*** INPUT RECORDS ***

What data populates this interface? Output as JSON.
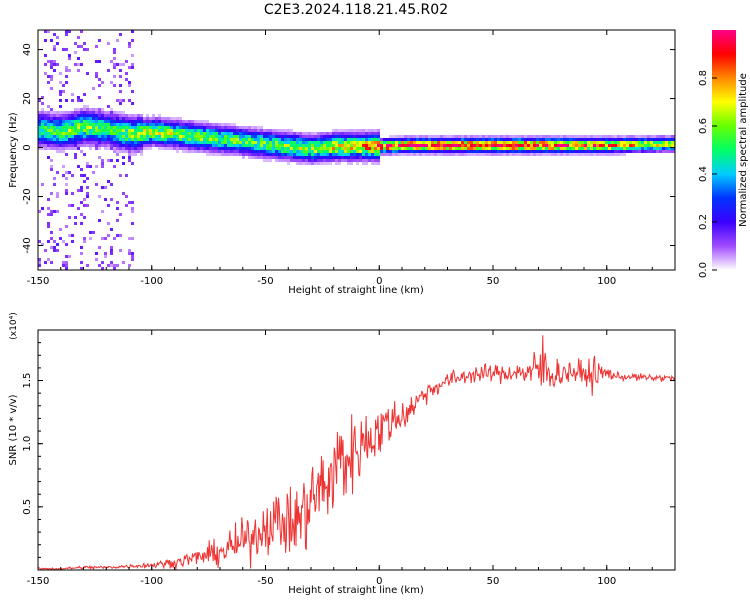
{
  "title": "C2E3.2024.118.21.45.R02",
  "chart_data": [
    {
      "type": "heatmap",
      "xlabel": "Height of straight line (km)",
      "ylabel": "Frequency (Hz)",
      "xlim": [
        -150,
        130
      ],
      "ylim": [
        -50,
        48
      ],
      "x_ticks": [
        -150,
        -100,
        -50,
        0,
        50,
        100
      ],
      "y_ticks": [
        -40,
        -20,
        0,
        20,
        40
      ],
      "colorbar": {
        "label": "Normalized spectral amplitude",
        "range": [
          0,
          1
        ],
        "ticks": [
          "0.0",
          "0.2",
          "0.4",
          "0.6",
          "0.8"
        ],
        "colors": [
          "#ffffff",
          "#a04bff",
          "#3a00ff",
          "#0033ff",
          "#00ccff",
          "#00ff66",
          "#66ff00",
          "#ffff00",
          "#ff8800",
          "#ff0000",
          "#ff0088"
        ]
      },
      "ridge": {
        "x": [
          -150,
          -140,
          -130,
          -120,
          -110,
          -100,
          -90,
          -80,
          -70,
          -60,
          -50,
          -40,
          -30,
          -20,
          -10,
          0,
          10,
          20,
          40,
          60,
          80,
          100,
          130
        ],
        "frequency": [
          8,
          7,
          9,
          8,
          6,
          7,
          6,
          5,
          4,
          3,
          2,
          1,
          0,
          1,
          1,
          1,
          1.5,
          1.5,
          1.5,
          1.5,
          1.5,
          1.5,
          2
        ],
        "peak_amplitude": [
          0.5,
          0.55,
          0.6,
          0.5,
          0.6,
          0.65,
          0.6,
          0.6,
          0.55,
          0.55,
          0.55,
          0.6,
          0.6,
          0.7,
          0.7,
          0.85,
          0.9,
          0.9,
          0.95,
          0.95,
          0.9,
          0.8,
          0.6
        ]
      }
    },
    {
      "type": "line",
      "xlabel": "Height of straight line (km)",
      "ylabel": "SNR (10 * v/v)",
      "scale_label": "(x10⁴)",
      "xlim": [
        -150,
        130
      ],
      "ylim": [
        0,
        1.9
      ],
      "x_ticks": [
        -150,
        -100,
        -50,
        0,
        50,
        100
      ],
      "y_ticks": [
        "0.5",
        "1.0",
        "1.5"
      ],
      "color": "#ee3333",
      "series": [
        {
          "x": [
            -150,
            -140,
            -130,
            -120,
            -110,
            -100,
            -95,
            -90,
            -85,
            -80,
            -75,
            -70,
            -65,
            -60,
            -55,
            -50,
            -45,
            -40,
            -35,
            -30,
            -25,
            -20,
            -17,
            -15,
            -10,
            -5,
            0,
            5,
            10,
            15,
            20,
            25,
            30,
            35,
            40,
            45,
            50,
            55,
            60,
            65,
            70,
            72,
            75,
            80,
            85,
            90,
            95,
            100,
            105,
            110,
            120,
            130
          ],
          "y": [
            0.01,
            0.01,
            0.02,
            0.02,
            0.03,
            0.04,
            0.05,
            0.06,
            0.08,
            0.1,
            0.12,
            0.14,
            0.18,
            0.22,
            0.28,
            0.35,
            0.4,
            0.35,
            0.4,
            0.55,
            0.65,
            0.75,
            0.9,
            0.85,
            0.95,
            1.05,
            1.1,
            1.18,
            1.22,
            1.3,
            1.4,
            1.45,
            1.5,
            1.52,
            1.55,
            1.55,
            1.56,
            1.55,
            1.57,
            1.56,
            1.58,
            1.62,
            1.55,
            1.56,
            1.57,
            1.55,
            1.55,
            1.56,
            1.53,
            1.53,
            1.52,
            1.52
          ],
          "spread": [
            0.005,
            0.005,
            0.01,
            0.01,
            0.01,
            0.02,
            0.02,
            0.03,
            0.04,
            0.05,
            0.06,
            0.08,
            0.1,
            0.12,
            0.14,
            0.15,
            0.16,
            0.2,
            0.22,
            0.25,
            0.25,
            0.25,
            0.3,
            0.25,
            0.2,
            0.18,
            0.16,
            0.12,
            0.1,
            0.08,
            0.06,
            0.05,
            0.05,
            0.05,
            0.05,
            0.05,
            0.05,
            0.05,
            0.05,
            0.08,
            0.15,
            0.2,
            0.1,
            0.08,
            0.06,
            0.08,
            0.1,
            0.04,
            0.02,
            0.02,
            0.02,
            0.02
          ]
        }
      ]
    }
  ]
}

***

WHAT IS EXPECTED
Scan the listing above for the word "ylabel" and copy every line that holds it.

FULL SOLUTION
      "ylabel": "Frequency (Hz)",
      "ylabel": "SNR (10 * v/v)",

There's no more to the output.